* Start Task input *

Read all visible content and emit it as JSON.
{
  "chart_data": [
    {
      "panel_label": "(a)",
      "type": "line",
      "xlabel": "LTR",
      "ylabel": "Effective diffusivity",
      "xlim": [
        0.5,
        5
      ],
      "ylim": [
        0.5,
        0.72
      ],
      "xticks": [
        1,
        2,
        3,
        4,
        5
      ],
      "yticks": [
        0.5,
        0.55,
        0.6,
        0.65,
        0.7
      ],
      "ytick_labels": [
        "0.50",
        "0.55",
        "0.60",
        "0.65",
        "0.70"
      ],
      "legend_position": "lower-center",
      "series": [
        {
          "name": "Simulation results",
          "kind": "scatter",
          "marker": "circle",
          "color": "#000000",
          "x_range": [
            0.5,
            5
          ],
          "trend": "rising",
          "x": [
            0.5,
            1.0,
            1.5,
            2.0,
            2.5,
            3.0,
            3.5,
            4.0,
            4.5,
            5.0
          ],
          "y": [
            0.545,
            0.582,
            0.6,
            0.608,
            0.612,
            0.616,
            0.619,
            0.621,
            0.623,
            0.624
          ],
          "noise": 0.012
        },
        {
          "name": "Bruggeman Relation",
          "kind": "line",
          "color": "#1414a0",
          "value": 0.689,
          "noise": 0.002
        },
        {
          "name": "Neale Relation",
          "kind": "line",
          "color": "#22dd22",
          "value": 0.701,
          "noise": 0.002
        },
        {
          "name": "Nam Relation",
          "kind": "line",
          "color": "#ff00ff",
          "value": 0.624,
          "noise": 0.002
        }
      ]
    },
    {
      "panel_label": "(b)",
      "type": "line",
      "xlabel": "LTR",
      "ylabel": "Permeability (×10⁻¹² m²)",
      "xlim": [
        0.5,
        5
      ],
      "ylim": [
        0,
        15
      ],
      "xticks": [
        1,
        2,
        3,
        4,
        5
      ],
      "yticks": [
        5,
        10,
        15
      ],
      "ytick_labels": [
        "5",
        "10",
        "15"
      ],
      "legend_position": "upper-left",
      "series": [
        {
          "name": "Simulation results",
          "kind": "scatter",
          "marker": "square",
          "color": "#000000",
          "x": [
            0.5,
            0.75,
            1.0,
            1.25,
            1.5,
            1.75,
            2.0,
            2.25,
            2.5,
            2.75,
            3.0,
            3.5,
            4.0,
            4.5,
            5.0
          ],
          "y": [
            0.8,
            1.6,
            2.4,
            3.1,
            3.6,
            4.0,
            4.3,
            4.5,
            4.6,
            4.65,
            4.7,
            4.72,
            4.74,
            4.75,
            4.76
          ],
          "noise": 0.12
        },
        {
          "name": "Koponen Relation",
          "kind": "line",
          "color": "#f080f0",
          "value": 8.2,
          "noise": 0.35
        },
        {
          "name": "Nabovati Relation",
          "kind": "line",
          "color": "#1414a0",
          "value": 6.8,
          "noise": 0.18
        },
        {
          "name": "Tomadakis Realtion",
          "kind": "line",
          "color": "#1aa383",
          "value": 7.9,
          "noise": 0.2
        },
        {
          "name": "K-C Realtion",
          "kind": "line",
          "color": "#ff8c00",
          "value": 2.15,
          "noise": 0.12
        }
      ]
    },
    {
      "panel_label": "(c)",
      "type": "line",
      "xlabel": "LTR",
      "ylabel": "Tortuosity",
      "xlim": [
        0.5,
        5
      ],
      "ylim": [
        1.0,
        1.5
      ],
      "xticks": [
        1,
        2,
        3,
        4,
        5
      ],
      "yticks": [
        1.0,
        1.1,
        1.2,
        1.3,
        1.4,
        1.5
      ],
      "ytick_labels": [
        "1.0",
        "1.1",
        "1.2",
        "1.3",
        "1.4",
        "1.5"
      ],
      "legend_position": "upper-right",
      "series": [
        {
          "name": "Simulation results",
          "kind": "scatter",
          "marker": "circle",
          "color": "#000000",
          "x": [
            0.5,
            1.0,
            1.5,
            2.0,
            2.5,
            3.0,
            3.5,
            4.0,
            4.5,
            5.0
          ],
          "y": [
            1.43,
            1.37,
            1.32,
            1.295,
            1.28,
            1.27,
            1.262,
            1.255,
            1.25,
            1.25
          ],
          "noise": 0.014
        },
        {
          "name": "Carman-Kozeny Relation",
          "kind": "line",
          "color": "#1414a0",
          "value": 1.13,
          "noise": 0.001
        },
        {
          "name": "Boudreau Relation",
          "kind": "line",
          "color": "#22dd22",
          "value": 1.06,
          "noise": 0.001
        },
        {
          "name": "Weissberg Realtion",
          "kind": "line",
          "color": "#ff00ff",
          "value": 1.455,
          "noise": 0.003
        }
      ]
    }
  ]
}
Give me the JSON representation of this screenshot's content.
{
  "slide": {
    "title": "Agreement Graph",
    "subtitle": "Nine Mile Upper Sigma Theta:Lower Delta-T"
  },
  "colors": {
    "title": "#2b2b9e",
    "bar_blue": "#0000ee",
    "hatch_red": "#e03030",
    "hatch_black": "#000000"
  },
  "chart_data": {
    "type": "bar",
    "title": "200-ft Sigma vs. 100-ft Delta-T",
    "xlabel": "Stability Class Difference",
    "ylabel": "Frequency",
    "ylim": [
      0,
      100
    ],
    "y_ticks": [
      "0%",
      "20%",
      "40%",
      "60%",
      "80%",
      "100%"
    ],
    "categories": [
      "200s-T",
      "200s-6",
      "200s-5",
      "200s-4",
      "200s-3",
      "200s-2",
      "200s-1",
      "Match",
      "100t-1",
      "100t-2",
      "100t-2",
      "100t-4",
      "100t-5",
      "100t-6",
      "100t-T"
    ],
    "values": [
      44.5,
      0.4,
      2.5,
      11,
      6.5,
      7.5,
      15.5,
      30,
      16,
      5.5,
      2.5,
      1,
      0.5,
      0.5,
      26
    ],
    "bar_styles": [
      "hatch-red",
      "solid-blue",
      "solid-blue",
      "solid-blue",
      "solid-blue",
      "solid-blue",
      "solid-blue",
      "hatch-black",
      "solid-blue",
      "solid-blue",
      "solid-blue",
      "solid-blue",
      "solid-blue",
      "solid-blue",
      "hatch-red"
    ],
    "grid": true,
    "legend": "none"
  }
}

* End Task input *

▶ Job: Go through the listing above and list every line that has the word "content".

▶ Finished task:
Read all visible content and emit it as JSON.
Give me the JSON representation of this screenshot's content.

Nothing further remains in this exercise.